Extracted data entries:
═══
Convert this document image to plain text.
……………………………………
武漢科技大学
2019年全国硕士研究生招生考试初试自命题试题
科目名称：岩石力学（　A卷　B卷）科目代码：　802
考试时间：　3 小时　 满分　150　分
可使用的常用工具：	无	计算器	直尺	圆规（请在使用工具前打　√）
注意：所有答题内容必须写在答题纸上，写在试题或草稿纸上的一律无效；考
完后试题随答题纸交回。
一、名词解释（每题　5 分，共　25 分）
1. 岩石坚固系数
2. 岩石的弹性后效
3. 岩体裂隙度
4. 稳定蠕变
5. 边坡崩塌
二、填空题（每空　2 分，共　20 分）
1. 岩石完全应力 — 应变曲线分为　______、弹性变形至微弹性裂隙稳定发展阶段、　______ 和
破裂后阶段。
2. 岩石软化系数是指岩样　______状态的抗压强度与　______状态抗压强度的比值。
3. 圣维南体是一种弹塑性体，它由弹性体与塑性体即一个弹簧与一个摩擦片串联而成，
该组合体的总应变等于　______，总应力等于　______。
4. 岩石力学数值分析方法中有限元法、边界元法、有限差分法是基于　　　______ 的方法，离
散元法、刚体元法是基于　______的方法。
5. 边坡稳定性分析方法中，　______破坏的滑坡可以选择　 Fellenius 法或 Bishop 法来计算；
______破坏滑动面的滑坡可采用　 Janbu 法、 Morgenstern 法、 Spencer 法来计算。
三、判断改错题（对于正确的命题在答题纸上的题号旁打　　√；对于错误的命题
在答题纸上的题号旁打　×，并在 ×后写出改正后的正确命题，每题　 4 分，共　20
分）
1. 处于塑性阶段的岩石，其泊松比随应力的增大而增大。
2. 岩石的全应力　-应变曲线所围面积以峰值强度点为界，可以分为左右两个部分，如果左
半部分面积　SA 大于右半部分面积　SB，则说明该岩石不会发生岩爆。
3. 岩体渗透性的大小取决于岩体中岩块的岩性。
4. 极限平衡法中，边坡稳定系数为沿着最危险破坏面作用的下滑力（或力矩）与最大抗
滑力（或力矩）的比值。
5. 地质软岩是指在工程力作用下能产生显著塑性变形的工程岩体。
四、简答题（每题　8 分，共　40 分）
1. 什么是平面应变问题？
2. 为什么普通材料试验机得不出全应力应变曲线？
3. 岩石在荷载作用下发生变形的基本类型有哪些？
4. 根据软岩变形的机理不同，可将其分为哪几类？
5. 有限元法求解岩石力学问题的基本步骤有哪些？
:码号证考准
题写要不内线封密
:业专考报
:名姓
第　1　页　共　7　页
═══
=== Work to complete ===
Determine how many lines of the data contain "法来计算" and give nothing but that number.

=== Result for this task ===
2